• _What you are asked to do_: Identify and reproduce every line holding the string "news".

• _Material_:
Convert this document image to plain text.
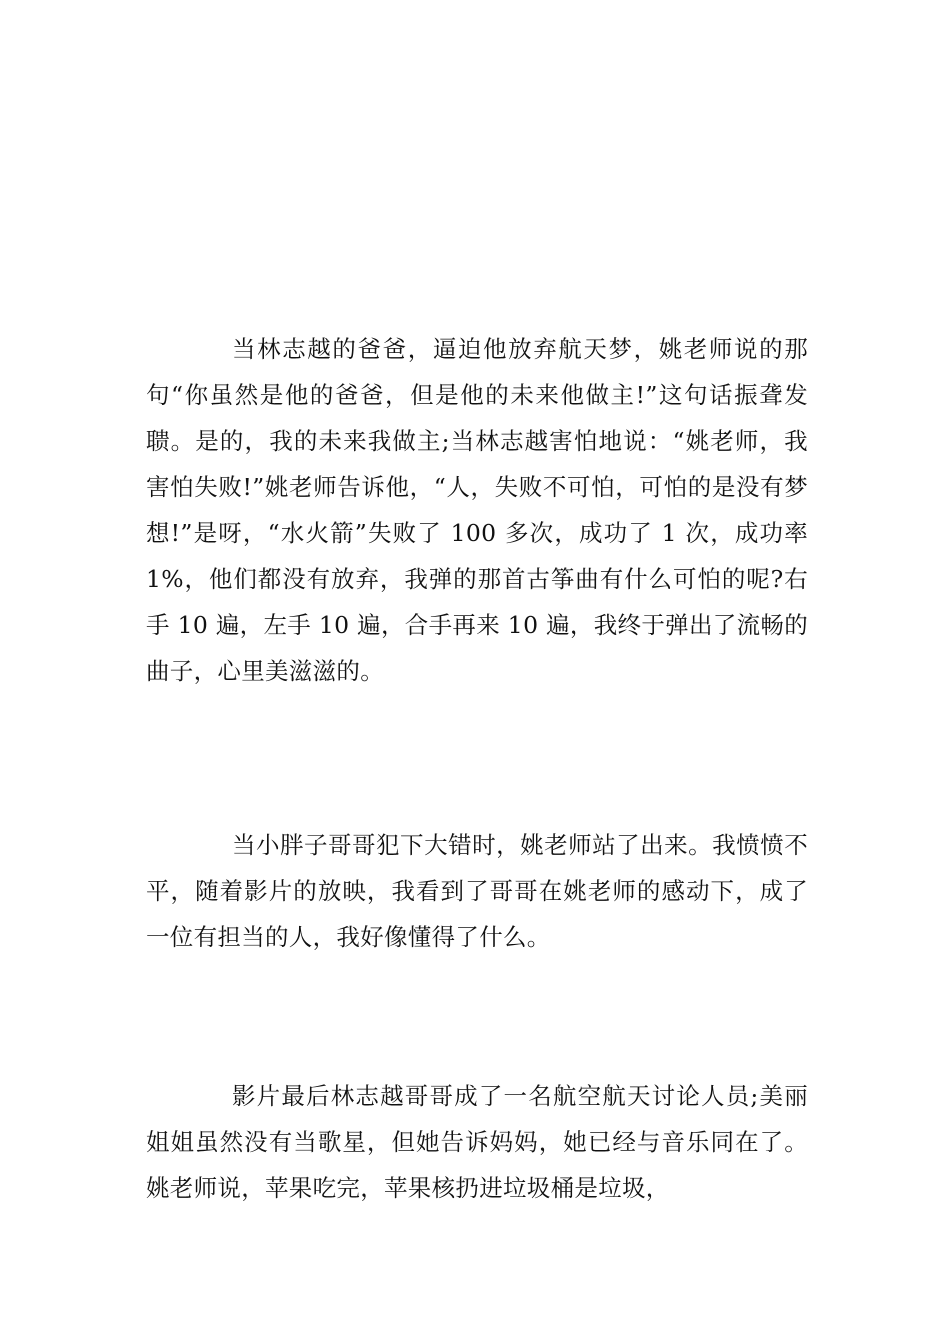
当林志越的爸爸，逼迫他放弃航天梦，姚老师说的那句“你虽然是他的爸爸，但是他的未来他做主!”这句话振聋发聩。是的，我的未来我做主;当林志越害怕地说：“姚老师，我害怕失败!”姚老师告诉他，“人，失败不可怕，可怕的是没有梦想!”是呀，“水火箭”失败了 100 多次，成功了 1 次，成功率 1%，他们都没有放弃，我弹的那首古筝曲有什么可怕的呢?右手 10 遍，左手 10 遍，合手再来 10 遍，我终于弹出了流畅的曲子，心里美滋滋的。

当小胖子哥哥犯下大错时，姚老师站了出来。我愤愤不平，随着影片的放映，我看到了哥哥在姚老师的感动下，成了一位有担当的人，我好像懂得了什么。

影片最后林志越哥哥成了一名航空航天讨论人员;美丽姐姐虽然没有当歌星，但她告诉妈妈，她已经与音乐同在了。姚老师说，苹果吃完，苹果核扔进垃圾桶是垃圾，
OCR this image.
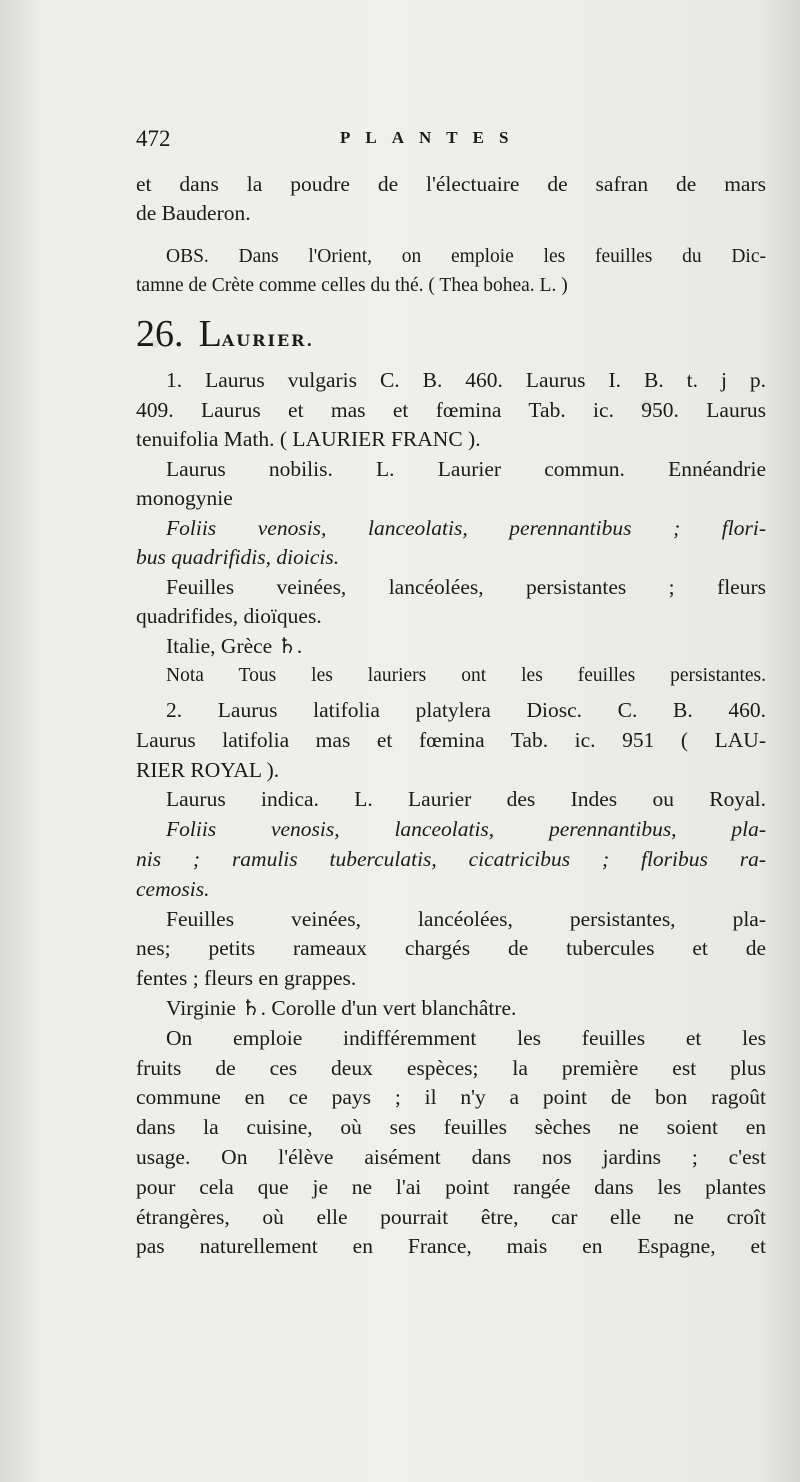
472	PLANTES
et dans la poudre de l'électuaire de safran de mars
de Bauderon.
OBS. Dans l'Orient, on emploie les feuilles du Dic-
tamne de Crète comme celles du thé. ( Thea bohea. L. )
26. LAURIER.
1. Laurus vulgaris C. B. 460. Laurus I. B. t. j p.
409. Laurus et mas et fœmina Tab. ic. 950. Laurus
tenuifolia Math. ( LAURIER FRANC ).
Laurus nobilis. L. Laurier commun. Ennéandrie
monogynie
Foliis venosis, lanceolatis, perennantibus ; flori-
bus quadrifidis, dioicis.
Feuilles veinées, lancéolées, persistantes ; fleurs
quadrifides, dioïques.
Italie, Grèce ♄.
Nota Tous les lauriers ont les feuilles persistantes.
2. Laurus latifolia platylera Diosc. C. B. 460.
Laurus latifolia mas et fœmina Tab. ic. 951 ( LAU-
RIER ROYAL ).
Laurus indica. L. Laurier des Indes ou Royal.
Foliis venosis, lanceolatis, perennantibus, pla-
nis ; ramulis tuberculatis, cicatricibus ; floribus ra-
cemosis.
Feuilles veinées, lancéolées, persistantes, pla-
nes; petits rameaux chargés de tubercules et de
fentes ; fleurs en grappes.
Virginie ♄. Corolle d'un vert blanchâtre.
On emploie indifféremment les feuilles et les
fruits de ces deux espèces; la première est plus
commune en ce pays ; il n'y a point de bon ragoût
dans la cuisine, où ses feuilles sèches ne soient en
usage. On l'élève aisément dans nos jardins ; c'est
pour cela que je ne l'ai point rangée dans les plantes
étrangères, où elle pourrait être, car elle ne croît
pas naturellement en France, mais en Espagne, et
* * *
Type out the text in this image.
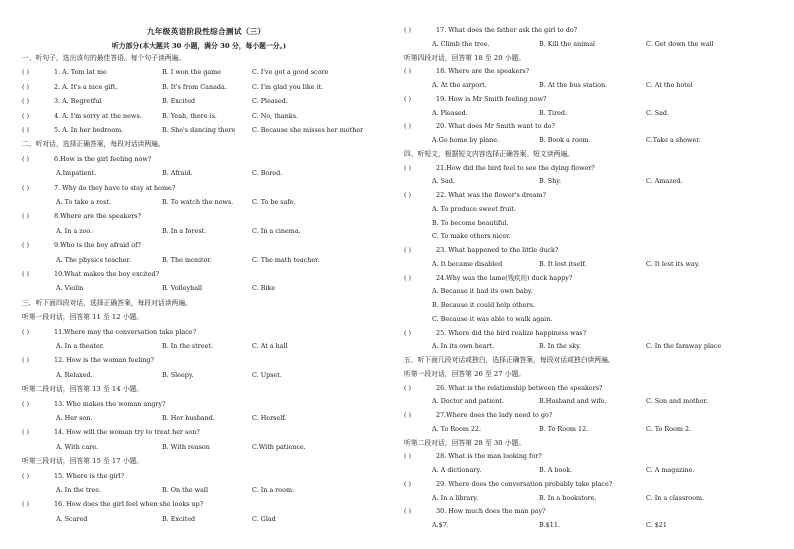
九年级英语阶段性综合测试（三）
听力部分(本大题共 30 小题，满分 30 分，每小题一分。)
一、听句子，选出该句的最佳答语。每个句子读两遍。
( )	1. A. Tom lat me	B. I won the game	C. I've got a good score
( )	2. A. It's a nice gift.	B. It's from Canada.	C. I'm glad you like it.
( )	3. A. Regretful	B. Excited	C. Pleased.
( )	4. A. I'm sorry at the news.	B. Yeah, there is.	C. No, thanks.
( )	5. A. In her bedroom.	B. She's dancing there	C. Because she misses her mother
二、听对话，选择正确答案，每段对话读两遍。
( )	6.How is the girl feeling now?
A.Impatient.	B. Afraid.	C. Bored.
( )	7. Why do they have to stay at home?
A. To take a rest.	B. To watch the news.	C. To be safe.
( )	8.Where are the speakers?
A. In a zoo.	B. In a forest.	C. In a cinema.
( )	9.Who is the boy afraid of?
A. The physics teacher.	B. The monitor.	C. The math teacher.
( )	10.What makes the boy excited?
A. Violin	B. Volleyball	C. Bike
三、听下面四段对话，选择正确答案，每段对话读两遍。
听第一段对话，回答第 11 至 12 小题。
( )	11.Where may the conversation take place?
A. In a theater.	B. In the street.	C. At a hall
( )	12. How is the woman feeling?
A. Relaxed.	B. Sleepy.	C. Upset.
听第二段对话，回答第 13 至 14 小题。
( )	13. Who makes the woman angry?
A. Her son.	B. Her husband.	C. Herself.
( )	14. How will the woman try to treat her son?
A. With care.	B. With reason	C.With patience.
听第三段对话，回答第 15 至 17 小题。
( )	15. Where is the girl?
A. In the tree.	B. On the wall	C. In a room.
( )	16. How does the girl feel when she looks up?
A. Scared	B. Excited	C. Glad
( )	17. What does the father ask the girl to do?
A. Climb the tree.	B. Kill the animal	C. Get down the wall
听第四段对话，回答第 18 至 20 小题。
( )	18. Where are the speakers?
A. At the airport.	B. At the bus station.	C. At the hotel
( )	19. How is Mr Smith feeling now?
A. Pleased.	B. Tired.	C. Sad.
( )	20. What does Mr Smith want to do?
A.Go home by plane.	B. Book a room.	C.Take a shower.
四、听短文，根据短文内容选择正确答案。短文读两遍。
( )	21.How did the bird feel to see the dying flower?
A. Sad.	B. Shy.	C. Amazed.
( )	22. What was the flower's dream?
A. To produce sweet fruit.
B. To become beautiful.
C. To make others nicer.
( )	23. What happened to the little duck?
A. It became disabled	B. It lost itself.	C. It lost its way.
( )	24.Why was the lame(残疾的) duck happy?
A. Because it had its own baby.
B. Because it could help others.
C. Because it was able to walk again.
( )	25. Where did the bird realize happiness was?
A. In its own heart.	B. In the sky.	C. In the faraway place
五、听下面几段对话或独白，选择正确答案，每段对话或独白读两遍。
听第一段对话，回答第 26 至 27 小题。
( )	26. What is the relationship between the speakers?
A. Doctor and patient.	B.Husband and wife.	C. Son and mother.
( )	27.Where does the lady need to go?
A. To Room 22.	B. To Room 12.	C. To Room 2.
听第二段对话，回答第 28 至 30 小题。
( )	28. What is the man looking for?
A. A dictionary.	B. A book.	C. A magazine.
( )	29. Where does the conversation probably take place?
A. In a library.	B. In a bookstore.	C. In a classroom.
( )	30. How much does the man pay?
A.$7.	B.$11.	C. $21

• _Result_:
( )	4. A. I'm sorry at the news.	B. Yeah, there is.	C. No, thanks.
A. To take a rest.	B. To watch the news.	C. To be safe.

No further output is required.